====== Extraits du matériel
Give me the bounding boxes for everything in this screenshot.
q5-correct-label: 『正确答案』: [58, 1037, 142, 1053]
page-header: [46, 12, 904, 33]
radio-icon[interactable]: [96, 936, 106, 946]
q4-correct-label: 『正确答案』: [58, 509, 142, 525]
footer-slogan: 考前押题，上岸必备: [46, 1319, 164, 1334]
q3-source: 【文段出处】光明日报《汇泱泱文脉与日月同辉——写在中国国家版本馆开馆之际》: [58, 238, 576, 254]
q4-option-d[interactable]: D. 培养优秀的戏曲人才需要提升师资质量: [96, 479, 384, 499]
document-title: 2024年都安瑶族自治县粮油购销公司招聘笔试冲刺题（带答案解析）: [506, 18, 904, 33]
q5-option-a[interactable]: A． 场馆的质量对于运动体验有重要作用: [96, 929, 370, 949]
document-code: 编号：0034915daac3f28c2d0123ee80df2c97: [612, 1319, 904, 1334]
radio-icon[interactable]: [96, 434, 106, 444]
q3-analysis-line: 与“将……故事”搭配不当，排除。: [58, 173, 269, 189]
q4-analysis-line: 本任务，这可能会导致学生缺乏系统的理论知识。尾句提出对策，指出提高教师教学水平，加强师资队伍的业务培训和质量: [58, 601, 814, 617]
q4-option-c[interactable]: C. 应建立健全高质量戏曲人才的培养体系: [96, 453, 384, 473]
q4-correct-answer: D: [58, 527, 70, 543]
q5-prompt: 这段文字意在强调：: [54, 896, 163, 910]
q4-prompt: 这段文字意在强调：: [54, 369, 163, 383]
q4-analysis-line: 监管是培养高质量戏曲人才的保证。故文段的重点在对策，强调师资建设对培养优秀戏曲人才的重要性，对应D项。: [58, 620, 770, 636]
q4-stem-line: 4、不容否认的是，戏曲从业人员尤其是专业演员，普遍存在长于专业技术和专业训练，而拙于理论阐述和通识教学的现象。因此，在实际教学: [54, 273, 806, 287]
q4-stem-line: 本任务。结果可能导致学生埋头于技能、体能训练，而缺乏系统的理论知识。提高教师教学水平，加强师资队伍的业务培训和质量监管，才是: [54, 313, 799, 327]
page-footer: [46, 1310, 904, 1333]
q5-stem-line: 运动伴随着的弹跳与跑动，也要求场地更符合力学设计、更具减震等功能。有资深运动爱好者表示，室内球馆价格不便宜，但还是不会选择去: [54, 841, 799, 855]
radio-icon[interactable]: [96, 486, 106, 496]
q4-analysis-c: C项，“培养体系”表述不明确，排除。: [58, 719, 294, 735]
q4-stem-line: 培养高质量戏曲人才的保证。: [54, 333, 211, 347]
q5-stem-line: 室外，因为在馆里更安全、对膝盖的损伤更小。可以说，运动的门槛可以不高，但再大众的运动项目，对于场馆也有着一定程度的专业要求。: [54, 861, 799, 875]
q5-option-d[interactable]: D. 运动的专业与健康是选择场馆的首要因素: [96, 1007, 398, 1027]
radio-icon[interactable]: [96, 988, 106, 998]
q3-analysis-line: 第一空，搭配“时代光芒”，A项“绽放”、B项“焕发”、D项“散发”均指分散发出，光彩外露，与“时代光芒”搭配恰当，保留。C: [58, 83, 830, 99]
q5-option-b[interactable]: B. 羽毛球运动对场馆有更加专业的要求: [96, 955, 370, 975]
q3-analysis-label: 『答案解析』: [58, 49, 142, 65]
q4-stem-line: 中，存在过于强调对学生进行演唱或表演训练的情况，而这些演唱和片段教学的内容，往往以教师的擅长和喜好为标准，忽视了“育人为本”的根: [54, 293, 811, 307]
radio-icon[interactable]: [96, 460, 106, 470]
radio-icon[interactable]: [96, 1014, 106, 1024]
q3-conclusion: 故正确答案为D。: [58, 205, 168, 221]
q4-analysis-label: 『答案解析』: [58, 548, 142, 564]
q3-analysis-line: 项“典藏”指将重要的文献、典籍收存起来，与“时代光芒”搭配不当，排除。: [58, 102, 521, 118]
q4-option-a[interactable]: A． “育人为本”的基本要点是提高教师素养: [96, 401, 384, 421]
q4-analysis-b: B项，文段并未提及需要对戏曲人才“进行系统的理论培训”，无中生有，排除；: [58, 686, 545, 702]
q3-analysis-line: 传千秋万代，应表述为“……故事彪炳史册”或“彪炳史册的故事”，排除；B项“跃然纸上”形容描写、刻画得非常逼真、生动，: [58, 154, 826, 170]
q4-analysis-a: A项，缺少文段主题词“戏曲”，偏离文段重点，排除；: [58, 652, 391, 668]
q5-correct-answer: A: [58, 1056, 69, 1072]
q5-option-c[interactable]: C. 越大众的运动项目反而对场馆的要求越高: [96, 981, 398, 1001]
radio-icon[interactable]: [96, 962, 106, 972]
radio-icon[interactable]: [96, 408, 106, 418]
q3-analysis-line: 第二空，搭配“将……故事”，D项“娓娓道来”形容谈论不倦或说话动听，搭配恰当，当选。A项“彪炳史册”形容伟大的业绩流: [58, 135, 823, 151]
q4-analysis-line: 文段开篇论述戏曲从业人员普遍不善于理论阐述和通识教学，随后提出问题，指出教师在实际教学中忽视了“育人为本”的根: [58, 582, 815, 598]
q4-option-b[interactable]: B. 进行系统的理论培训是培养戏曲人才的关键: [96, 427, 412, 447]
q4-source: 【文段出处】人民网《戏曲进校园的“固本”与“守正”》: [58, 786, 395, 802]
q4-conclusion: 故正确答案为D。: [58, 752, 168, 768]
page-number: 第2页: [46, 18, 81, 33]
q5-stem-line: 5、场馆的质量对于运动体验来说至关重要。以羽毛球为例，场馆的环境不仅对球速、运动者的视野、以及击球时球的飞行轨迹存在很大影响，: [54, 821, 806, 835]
============
▶ Consignes: Transcrivez sans aucune modification les lignes du matériel depuis son début jusqu'à la ligne contenant « footer-slogan: 考前押题，上岸必备: [46, 1319, 164, 1334] », bornes incluses.

▶ Réponse à l'exercice:
Give me the bounding boxes for everything in this screenshot.
q5-correct-label: 『正确答案』: [58, 1037, 142, 1053]
page-header: [46, 12, 904, 33]
radio-icon[interactable]: [96, 936, 106, 946]
q4-correct-label: 『正确答案』: [58, 509, 142, 525]
footer-slogan: 考前押题，上岸必备: [46, 1319, 164, 1334]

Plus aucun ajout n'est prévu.